=== DO THIS ===
Select the lines of the records containing the word "from" and list them.

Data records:

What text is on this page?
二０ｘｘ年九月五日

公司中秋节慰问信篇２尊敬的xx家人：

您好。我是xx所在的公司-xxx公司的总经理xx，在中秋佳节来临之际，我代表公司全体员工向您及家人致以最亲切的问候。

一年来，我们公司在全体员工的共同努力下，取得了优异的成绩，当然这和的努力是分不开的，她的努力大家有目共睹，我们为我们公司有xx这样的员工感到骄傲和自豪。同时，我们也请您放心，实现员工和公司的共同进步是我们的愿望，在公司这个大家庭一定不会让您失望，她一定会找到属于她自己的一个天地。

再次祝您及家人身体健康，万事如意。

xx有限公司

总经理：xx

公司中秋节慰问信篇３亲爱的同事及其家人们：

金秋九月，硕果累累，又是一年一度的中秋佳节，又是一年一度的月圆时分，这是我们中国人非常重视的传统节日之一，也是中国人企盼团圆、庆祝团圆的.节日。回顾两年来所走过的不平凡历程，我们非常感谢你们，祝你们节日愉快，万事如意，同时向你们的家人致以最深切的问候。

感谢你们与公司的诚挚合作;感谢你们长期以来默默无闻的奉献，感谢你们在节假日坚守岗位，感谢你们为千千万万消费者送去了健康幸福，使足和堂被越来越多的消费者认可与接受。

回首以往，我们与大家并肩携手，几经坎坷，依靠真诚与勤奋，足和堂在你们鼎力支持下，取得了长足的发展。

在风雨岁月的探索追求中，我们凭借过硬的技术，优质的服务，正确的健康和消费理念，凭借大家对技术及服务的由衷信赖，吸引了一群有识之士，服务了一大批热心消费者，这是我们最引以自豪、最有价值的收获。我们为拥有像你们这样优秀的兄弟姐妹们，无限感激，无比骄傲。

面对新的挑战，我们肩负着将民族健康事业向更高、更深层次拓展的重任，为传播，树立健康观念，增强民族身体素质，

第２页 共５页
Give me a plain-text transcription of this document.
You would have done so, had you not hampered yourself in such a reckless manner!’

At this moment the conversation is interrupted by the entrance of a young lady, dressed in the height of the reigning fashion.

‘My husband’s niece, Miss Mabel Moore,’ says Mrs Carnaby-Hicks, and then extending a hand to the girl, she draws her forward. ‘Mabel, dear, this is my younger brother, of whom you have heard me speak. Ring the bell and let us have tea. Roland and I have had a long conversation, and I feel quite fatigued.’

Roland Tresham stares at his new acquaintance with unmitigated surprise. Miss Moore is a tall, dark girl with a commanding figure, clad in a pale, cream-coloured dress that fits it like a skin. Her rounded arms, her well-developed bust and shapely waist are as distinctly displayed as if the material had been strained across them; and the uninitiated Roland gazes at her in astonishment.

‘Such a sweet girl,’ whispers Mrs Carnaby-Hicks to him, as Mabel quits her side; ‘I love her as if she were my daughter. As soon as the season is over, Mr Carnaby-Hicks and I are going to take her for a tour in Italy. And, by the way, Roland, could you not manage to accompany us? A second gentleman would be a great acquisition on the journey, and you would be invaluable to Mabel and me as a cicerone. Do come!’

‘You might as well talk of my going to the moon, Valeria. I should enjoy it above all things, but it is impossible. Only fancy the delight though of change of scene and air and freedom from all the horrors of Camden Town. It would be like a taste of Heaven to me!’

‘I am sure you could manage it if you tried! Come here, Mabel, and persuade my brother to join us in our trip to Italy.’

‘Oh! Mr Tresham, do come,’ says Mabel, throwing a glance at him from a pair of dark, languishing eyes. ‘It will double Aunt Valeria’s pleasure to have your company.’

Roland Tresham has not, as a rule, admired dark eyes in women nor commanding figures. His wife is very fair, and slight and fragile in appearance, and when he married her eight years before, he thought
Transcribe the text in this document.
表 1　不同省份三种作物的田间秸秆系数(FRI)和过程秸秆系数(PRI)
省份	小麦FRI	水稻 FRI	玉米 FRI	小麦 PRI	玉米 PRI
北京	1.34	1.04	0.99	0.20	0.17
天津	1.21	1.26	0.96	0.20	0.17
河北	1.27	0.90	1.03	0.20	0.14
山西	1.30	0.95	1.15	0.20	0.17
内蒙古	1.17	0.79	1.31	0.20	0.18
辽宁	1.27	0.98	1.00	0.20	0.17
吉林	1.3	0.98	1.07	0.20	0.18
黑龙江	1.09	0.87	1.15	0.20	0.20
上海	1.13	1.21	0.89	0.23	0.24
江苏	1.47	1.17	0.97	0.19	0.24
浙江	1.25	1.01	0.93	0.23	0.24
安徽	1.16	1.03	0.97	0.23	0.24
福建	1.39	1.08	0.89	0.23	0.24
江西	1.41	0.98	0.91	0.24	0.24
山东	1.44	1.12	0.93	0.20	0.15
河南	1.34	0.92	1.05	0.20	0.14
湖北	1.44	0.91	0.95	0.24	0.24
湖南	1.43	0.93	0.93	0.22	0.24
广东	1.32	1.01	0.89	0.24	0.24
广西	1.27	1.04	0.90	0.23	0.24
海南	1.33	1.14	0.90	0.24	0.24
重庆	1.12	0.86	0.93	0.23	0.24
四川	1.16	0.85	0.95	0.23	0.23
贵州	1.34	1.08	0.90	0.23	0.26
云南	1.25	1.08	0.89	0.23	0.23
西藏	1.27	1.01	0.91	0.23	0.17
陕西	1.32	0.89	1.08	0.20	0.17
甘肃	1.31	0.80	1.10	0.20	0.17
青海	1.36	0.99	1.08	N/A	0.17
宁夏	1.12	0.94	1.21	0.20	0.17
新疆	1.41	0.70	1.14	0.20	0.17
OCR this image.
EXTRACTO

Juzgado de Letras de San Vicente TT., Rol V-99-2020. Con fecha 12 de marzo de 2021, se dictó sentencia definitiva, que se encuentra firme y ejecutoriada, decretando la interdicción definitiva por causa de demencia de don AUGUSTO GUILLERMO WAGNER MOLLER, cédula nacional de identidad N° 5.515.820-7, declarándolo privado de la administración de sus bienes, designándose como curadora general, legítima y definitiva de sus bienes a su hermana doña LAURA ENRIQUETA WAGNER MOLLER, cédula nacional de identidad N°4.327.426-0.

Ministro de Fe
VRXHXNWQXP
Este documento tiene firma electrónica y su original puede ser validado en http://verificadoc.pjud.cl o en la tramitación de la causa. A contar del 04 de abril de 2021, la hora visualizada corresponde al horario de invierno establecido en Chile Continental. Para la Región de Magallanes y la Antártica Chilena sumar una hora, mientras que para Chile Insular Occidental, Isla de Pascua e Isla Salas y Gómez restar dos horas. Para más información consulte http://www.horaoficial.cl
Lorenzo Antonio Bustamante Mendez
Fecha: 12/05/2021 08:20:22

=== RESULT ===
‘You might as well talk of my going to the moon, Valeria. I should enjoy it above all things, but it is impossible. Only fancy the delight though of change of scene and air and freedom from all the horrors of Camden Town. It would be like a taste of Heaven to me!’
‘Oh! Mr Tresham, do come,’ says Mabel, throwing a glance at him from a pair of dark, languishing eyes. ‘It will double Aunt Valeria’s pleasure to have your company.’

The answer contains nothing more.